[start MATERIAL PROVIDED]
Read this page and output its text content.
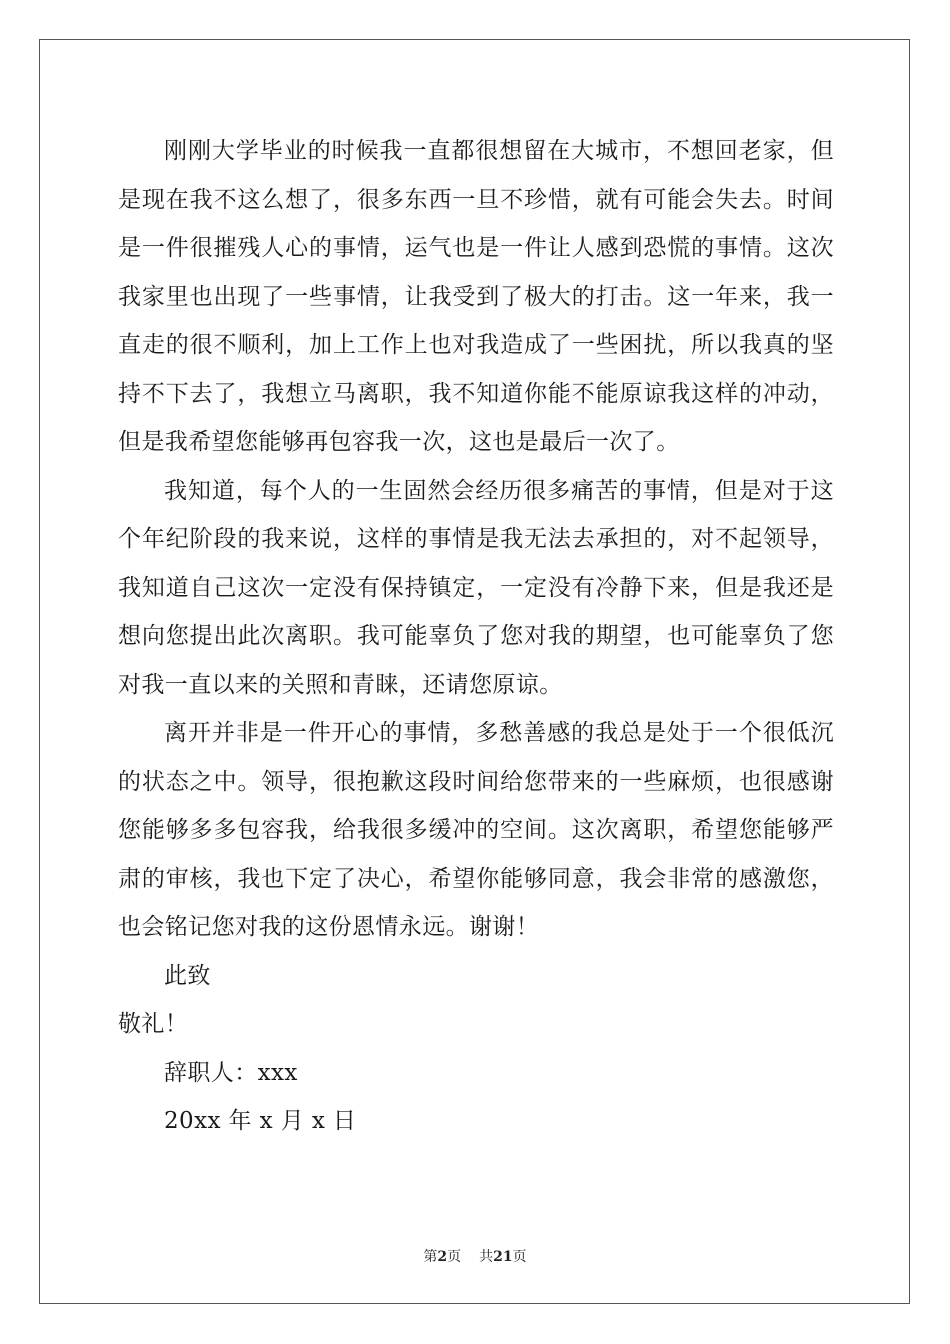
刚刚大学毕业的时候我一直都很想留在大城市，不想回老家，但是现在我不这么想了，很多东西一旦不珍惜，就有可能会失去。时间是一件很摧残人心的事情，运气也是一件让人感到恐慌的事情。这次我家里也出现了一些事情，让我受到了极大的打击。这一年来，我一直走的很不顺利，加上工作上也对我造成了一些困扰，所以我真的坚持不下去了，我想立马离职，我不知道你能不能原谅我这样的冲动，但是我希望您能够再包容我一次，这也是最后一次了。

我知道，每个人的一生固然会经历很多痛苦的事情，但是对于这个年纪阶段的我来说，这样的事情是我无法去承担的，对不起领导，我知道自己这次一定没有保持镇定，一定没有冷静下来，但是我还是想向您提出此次离职。我可能辜负了您对我的期望，也可能辜负了您对我一直以来的关照和青睐，还请您原谅。

离开并非是一件开心的事情，多愁善感的我总是处于一个很低沉的状态之中。领导，很抱歉这段时间给您带来的一些麻烦，也很感谢您能够多多包容我，给我很多缓冲的空间。这次离职，希望您能够严肃的审核，我也下定了决心，希望你能够同意，我会非常的感激您，也会铭记您对我的这份恩情永远。谢谢！

此致

敬礼！

辞职人：xxx

20xx 年 x 月 x 日

第2页 共21页
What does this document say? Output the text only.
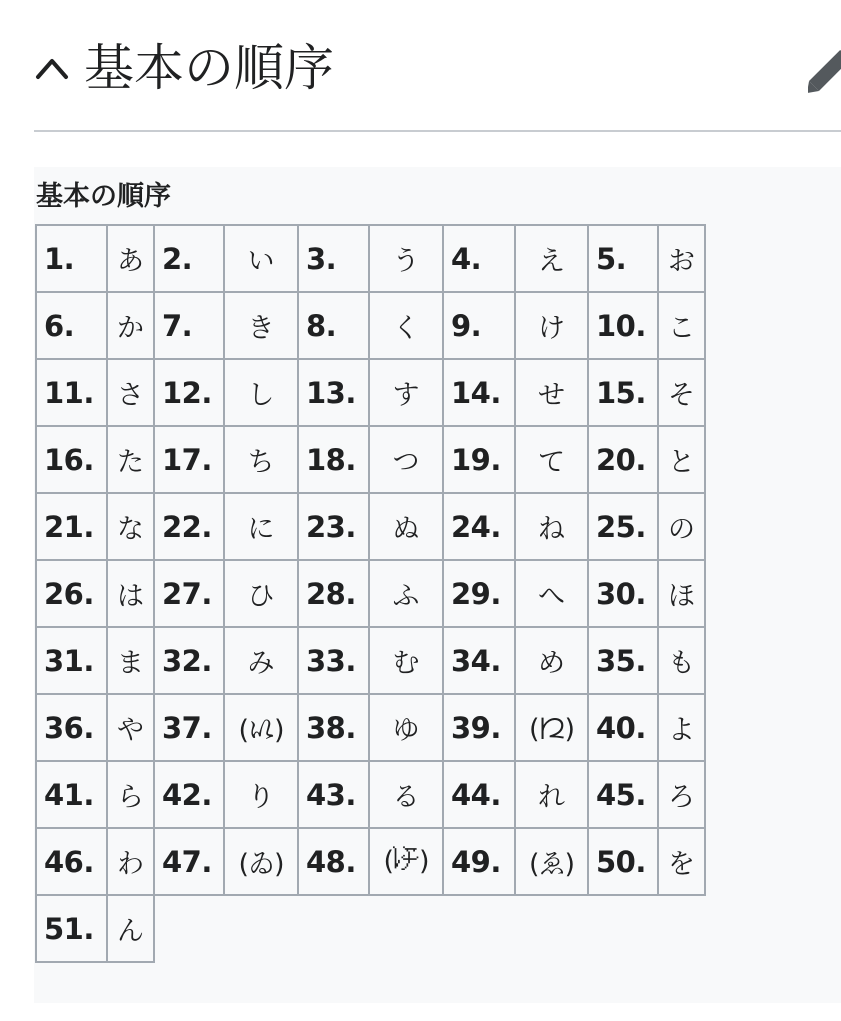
基本の順序
基本の順序
1.	あ	2.	い	3.	う	4.	え	5.	お
6.	か	7.	き	8.	く	9.	け	10.	こ
11.	さ	12.	し	13.	す	14.	せ	15.	そ
16.	た	17.	ち	18.	つ	19.	て	20.	と
21.	な	22.	に	23.	ぬ	24.	ね	25.	の
26.	は	27.	ひ	28.	ふ	29.	へ	30.	ほ
31.	ま	32.	み	33.	む	34.	め	35.	も
36.	や	37.	(𛀆)	38.	ゆ	39.	(𛀁)	40.	よ
41.	ら	42.	り	43.	る	44.	れ	45.	ろ
46.	わ	47.	(ゐ)	48.	(𛄟)	49.	(ゑ)	50.	を
51.	ん								
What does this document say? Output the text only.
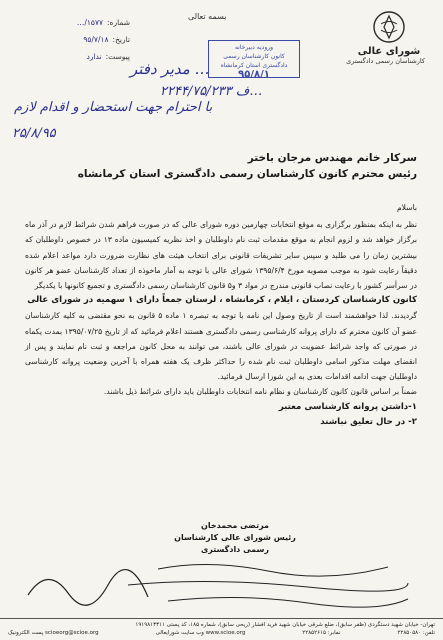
شورای عالی
کارشناسان رسمی دادگستری
بسمه تعالی
شماره:
۱۵۷۷/…
تاریخ:
۹۵/۷/۱۸
پیوست:
ندارد
ورودیه دبیرخانه
کانون کارشناسان رسمی دادگستری استان کرمانشاه
۹۵/۸/۱
… مدیر دفتر
…ف ۲۲۴۴/۷۵/۲۳۳
با احترام جهت استحضار و اقدام لازم
۲۵/۸/۹۵
سرکار خانم مهندس مرجان باختر
رئیس محترم کانون کارشناسان رسمی دادگستری استان کرمانشاه

باسلام

نظر به اینکه بمنظور برگزاری به موقع انتخابات چهارمین دوره شورای عالی که در صورت فراهم شدن شرائط لازم در آذر ماه برگزار خواهد شد و لزوم انجام به موقع مقدمات ثبت نام داوطلبان و اخذ نظریه کمیسیون ماده ۱۳ در خصوص داوطلبان که بیشترین زمان را می طلبد و سپس سایر تشریفات قانونی برای انتخاب هیئت های نظارت ضرورت دارد مواعد اعلام شده دقیقاً رعایت شود به موجب مصوبه مورخ ۱۳۹۵/۶/۴ شورای عالی با توجه به آمار ماخوذه از تعداد کارشناسان عضو هر کانون در سرأسر کشور با رعایت نصاب قانونی مندرج در مواد ۳ و۵ قانون کارشناسان رسمی دادگستری و تجمیع کانونها با یکدیگر

کانون کارشناسان کردستان ، ایلام ، کرمانشاه ، لرستان جمعاً دارای ۱ سهمیه در شورای عالی

گردیدند. لذا خواهشمند است از تاریخ وصول این نامه با توجه به تبصره ۱ ماده ۵ قانون به نحو مقتضی به کلیه کارشناسان عضو آن کانون محترم که دارای پروانه کارشناسی رسمی دادگستری هستند اعلام فرمائید که از تاریخ ۱۳۹۵/۰۷/۲۵ بمدت یکماه در صورتی که واجد شرائط عضویت در شورای عالی باشند، می توانند به محل کانون مراجعه و ثبت نام نمایند و پس از انقضای مهلت مذکور اسامی داوطلبان ثبت نام شده را حداکثر ظرف یک هفته همراه با آخرین وضعیت پروانه کارشناسی داوطلبان جهت ادامه اقدامات بعدی به این شورا ارسال فرمائید.

ضمناً بر اساس قانون کانون کارشناسان و نظام نامه انتخابات داوطلبان باید دارای شرائط ذیل باشند.

۱-داشتن پروانه کارشناسی معتبر

۲- در حال تعلیق نباشند

مرتضی محمدخان
رئیس شورای عالی کارشناسان رسمی دادگستری
تهران- خیابان شهید دستگردی (ظفر سابق)، ضلع شرقی خیابان شهید فرید افشار (ریحی سابق)، شماره ۱۸۵، کد پستی ۱۹۱۹۸۱۳۳۱۱
پست الکترونیک scioeorg@scioe.org	وب سایت شورایعالی www.scioe.org	نمابر: ۲۲۸۵۲۶۱۵	تلفن: ۲۲۸۵۰۵۸۰
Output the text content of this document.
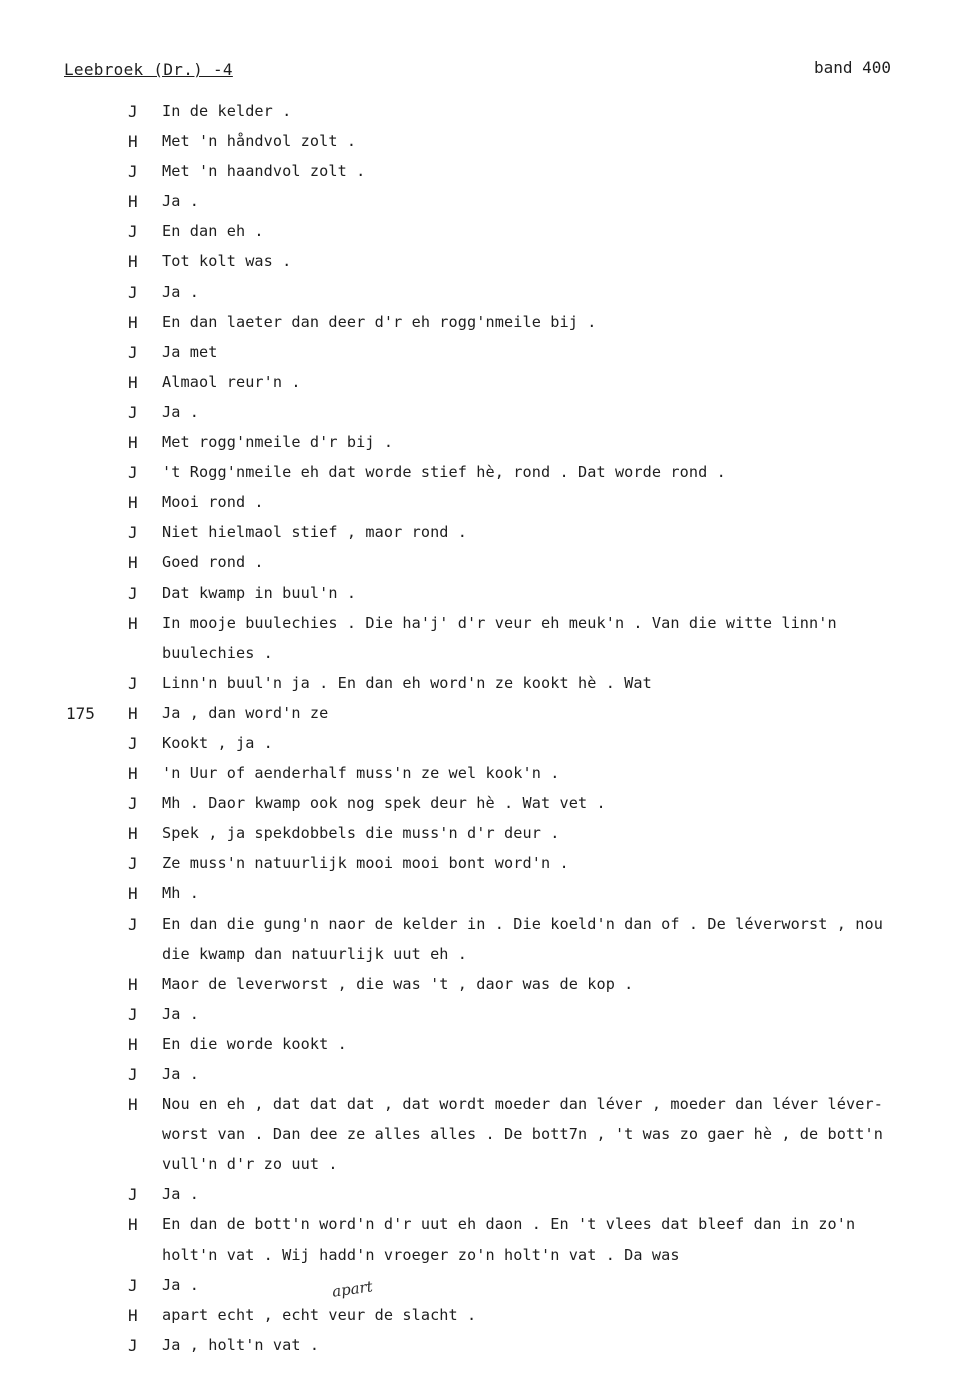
Leebroek (Dr.) -4	band 400
J	In de kelder .
H	Met 'n håndvol zolt .
J	Met 'n haandvol zolt .
H	Ja .
J	En dan eh .
H	Tot kolt was .
J	Ja .
H	En dan laeter dan deer d'r eh rogg'nmeile bij .
J	Ja met
H	Almaol reur'n .
J	Ja .
H	Met rogg'nmeile d'r bij .
J	't Rogg'nmeile eh dat worde stief hè, rond . Dat worde rond .
H	Mooi rond .
J	Niet hielmaol stief , maor rond .
H	Goed rond .
J	Dat kwamp in buul'n .
H	In mooje buulechies . Die ha'j' d'r veur eh meuk'n . Van die witte linn'n
buulechies .
J	Linn'n buul'n ja . En dan eh word'n ze kookt hè . Wat
175 H	Ja , dan word'n ze
J	Kookt , ja .
H	'n Uur of aenderhalf muss'n ze wel kook'n .
J	Mh . Daor kwamp ook nog spek deur hè . Wat vet .
H	Spek , ja spekdobbels die muss'n d'r deur .
J	Ze muss'n natuurlijk mooi mooi bont word'n .
H	Mh .
J	En dan die gung'n naor de kelder in . Die koeld'n dan of . De léverworst , nou
die kwamp dan natuurlijk uut eh .
H	Maor de leverworst , die was 't , daor was de kop .
J	Ja .
H	En die worde kookt .
J	Ja .
H	Nou en eh , dat dat dat , dat wordt moeder dan léver , moeder dan léver léver-
worst van . Dan dee ze alles alles . De bott7n , 't was zo gaer hè , de bott'n
vull'n d'r zo uut .
J	Ja .
H	En dan de bott'n word'n d'r uut eh daon . En 't vlees dat bleef dan in zo'n
holt'n vat . Wij hadd'n vroeger zo'n holt'n vat . Da was
J	Ja .
H	apart echt , echt veur de slacht .
J	Ja , holt'n vat .
apart
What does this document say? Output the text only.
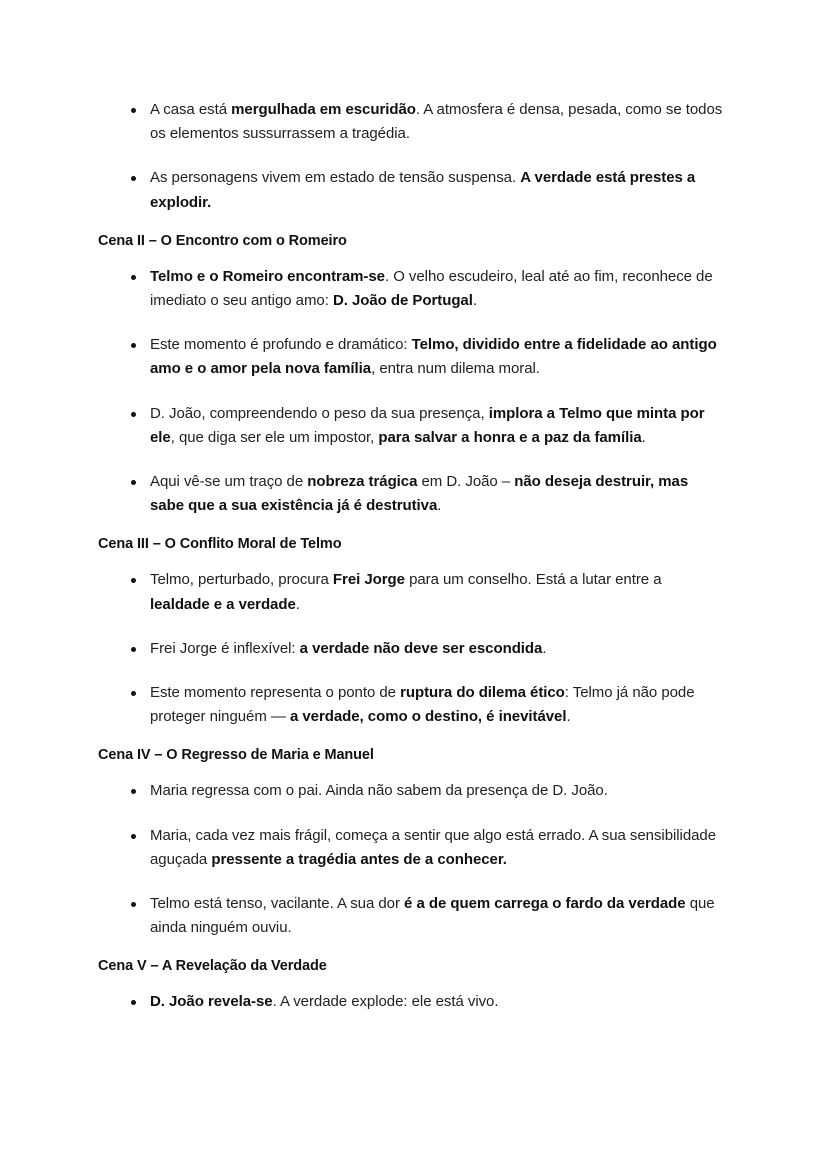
A casa está mergulhada em escuridão. A atmosfera é densa, pesada, como se todos os elementos sussurrassem a tragédia.
As personagens vivem em estado de tensão suspensa. A verdade está prestes a explodir.
Cena II – O Encontro com o Romeiro
Telmo e o Romeiro encontram-se. O velho escudeiro, leal até ao fim, reconhece de imediato o seu antigo amo: D. João de Portugal.
Este momento é profundo e dramático: Telmo, dividido entre a fidelidade ao antigo amo e o amor pela nova família, entra num dilema moral.
D. João, compreendendo o peso da sua presença, implora a Telmo que minta por ele, que diga ser ele um impostor, para salvar a honra e a paz da família.
Aqui vê-se um traço de nobreza trágica em D. João – não deseja destruir, mas sabe que a sua existência já é destrutiva.
Cena III – O Conflito Moral de Telmo
Telmo, perturbado, procura Frei Jorge para um conselho. Está a lutar entre a lealdade e a verdade.
Frei Jorge é inflexível: a verdade não deve ser escondida.
Este momento representa o ponto de ruptura do dilema ético: Telmo já não pode proteger ninguém — a verdade, como o destino, é inevitável.
Cena IV – O Regresso de Maria e Manuel
Maria regressa com o pai. Ainda não sabem da presença de D. João.
Maria, cada vez mais frágil, começa a sentir que algo está errado. A sua sensibilidade aguçada pressente a tragédia antes de a conhecer.
Telmo está tenso, vacilante. A sua dor é a de quem carrega o fardo da verdade que ainda ninguém ouviu.
Cena V – A Revelação da Verdade
D. João revela-se. A verdade explode: ele está vivo.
[end MATERIAL PROVIDED]
• PROBLEM TO SOLVE
For the listing above, identify each line bearing "استان".

• OUTPUT FOR THIS TASK
کانون کارشناسان رسمی دادگستری استان کرمانشاه
رئیس محترم کانون کارشناسان رسمی دادگستری استان کرمانشاه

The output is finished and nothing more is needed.